• **EXCERPT PROVIDED**
⟨

One major company to enter Michigan recently is Chicago-based cannabis wholesaler Cresco Labs Inc., whose subsidiary Cresco Labs Michigan LLC opened a 110,000-square-foot cultivation facility in October in Marshall, just east of Battle Creek.

It started with 20 employees and is now up to 100 and aims to hire 30-40 more, said Melissa Wagamon, Cresco’s regional president for the Great Lakes. Cresco, founded in 2013, went public on the Canadian Securities Exchange in 2018. It also trades over-the-counter.

Mains of Honigman also referenced several recent acquisitions bringing more public activity to Michigan: Canadian TerrAscend Corp. acquiring one of Michigan’s biggest marijuana sellers, Gage Growth Corp. — plus the RWB deal. And Curaleaf Holdings Inc. acquired GR Companies Inc., or Grassroots, in 2020 in an $875 million deal that brought Curaleaf into Michigan for the first time.

With increased interest, more of the smaller operators, especially retail, will get purchased — especially as competition for licenses in cities with limited license availability continues to heat up. Mains doesn’t see the same race in the works for other license types, like grow facilities, because it’s still quite easy to find a good place to set up a grow operation oneself.

‘Big fish or little fish’

Public companies are coming into a market that’s dense with small-scale operators. Michigan has more than 800 unique licensees, according to the state.

The industry began very “grassroots,” with individual caregivers growing marijuana after the state originally approved medical use in 2008 and over the years they emerged as sellers as rules changed, said Denise Pollicella, founder and managing partner of Howell-based Cannabis Attorneys of Michigan.

“So you’ve got tons and tons and tons of small, literally mom-and-pop cannabis companies all over Michigan,” Pollicella said. “I like it, I prefer it, I like keeping the business in Michigan … But we do make a concerted effort to educate our clients on, listen, you need to be either a big fish or a little fish and you’re going to need to make that decision very quickly.

“There’s no parking on the dance floor in this industry.”

Many of the small-scale players weren’t started by business-minded folk, Pollicella said. They may not be as focused on planning for the future and they likely don’t have access to the capital needed to scale up significantly. Some are resistant to selling and want to be left alone, while others may be tired and looking for a payout and thinking, “How can I get acquired?”

M&A activity in Michigan cannabis has ramped up in the last year or two and Pollicella expects more consolidation soon.

There’s also, of course, always been a large conversation around corporatization of the cannabis industry.

There’s some criticism among cannabis entrepreneurs — and consumers — of the seemingly ever-looming monolith of big business, Pollicella said.

“I think there’s a lot of push-back in Michigan by small businesses (against larger corporations) … and some of it’s just human nature, ‘We just started our business, let’s not monopolize this industry quite yet,'” Pollicella said. “I don’t want to see all of the manufacturing consolidated in a few companies. I want to see this (industry) sort of mature first.”

There are also some Michigan operators that stand out for their sheer size. Mains said Michigan may just get its first home-grown cannabis IPO this year.

Though he won’t name them, Mains says there are two to three Michigan companies with the potential to go public.

“You’re starting to see some people, I think, position themselves for a going-public transaction, whether that’s just increasing the number of licenses they have or smaller acquisitions,” Mains said. “Or you’ve got some homegrown Michigan companies that I’m seeing are starting to expand into other states … which I would also think is probably a step towards going public.”

⟩

Quote word for word the section of the Michigan cannabis article that begins with the words containing "Mains of Honigman" and ends with "grow operation oneself.".

• **DATA**
⟨

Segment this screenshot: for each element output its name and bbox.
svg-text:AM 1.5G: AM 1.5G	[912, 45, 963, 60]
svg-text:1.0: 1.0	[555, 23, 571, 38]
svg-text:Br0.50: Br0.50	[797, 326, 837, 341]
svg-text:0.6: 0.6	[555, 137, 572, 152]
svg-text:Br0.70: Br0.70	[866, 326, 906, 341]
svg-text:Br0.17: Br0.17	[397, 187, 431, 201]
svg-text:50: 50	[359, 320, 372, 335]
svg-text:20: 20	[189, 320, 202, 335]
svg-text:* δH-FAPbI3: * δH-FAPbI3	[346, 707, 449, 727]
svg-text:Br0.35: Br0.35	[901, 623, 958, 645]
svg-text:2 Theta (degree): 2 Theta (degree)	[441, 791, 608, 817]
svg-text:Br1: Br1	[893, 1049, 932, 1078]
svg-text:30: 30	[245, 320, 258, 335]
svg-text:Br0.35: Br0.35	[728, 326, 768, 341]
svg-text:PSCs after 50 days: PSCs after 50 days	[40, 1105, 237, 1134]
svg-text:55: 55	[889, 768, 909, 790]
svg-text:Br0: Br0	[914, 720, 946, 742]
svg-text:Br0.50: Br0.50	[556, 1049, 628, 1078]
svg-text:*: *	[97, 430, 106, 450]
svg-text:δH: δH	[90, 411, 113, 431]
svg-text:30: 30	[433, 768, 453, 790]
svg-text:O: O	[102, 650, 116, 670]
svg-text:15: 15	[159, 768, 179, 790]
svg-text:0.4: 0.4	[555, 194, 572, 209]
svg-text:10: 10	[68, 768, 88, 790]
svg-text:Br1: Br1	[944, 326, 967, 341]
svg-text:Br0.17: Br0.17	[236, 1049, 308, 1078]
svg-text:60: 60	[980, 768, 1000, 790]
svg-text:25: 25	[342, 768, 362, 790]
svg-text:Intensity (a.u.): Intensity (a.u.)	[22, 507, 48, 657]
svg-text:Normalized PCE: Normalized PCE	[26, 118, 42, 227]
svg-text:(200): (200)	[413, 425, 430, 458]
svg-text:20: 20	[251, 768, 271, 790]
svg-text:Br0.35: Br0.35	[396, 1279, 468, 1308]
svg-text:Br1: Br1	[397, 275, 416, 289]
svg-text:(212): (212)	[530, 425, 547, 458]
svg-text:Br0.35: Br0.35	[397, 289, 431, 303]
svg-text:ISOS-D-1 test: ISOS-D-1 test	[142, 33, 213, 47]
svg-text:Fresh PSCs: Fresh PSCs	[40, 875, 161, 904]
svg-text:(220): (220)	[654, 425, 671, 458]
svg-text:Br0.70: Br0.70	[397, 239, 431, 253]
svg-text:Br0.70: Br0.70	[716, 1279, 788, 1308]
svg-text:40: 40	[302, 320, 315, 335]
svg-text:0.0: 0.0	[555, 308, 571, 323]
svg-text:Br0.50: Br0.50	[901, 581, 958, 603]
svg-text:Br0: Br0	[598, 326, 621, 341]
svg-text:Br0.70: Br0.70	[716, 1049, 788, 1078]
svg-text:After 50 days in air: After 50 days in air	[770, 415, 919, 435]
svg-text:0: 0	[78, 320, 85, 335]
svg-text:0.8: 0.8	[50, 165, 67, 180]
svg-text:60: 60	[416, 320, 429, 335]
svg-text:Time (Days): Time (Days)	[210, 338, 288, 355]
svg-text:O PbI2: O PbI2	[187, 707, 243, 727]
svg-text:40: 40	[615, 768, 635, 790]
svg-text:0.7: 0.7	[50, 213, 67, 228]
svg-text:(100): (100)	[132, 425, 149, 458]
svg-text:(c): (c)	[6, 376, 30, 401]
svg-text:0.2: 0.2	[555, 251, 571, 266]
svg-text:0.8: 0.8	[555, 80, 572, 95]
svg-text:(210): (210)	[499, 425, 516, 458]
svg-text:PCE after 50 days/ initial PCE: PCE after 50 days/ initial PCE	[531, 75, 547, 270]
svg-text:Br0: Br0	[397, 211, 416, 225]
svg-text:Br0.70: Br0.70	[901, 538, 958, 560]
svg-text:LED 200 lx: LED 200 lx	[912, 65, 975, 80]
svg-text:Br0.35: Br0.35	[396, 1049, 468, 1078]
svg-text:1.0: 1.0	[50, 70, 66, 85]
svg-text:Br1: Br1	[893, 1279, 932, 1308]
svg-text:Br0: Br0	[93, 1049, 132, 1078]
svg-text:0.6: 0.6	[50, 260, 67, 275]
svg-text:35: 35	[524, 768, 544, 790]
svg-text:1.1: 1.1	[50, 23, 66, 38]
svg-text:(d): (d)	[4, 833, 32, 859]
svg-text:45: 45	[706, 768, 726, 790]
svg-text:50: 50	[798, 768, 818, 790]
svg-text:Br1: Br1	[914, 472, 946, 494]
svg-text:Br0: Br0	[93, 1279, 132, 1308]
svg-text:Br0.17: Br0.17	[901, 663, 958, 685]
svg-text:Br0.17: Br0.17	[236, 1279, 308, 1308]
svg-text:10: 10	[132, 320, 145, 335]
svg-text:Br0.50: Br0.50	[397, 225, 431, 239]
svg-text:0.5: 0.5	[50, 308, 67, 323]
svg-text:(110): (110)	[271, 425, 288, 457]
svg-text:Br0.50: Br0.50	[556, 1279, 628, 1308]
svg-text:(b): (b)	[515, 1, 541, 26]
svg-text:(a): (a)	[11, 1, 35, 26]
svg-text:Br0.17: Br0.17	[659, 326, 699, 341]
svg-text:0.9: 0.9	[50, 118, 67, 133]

⟩

• **ANSWER BELOW**
Mains of Honigman also referenced several recent acquisitions bringing more public activity to Michigan: Canadian TerrAscend Corp. acquiring one of Michigan’s biggest marijuana sellers, Gage Growth Corp. — plus the RWB deal. And Curaleaf Holdings Inc. acquired GR Companies Inc., or Grassroots, in 2020 in an $875 million deal that brought Curaleaf into Michigan for the first time.

With increased interest, more of the smaller operators, especially retail, will get purchased — especially as competition for licenses in cities with limited license availability continues to heat up. Mains doesn’t see the same race in the works for other license types, like grow facilities, because it’s still quite easy to find a good place to set up a grow operation oneself.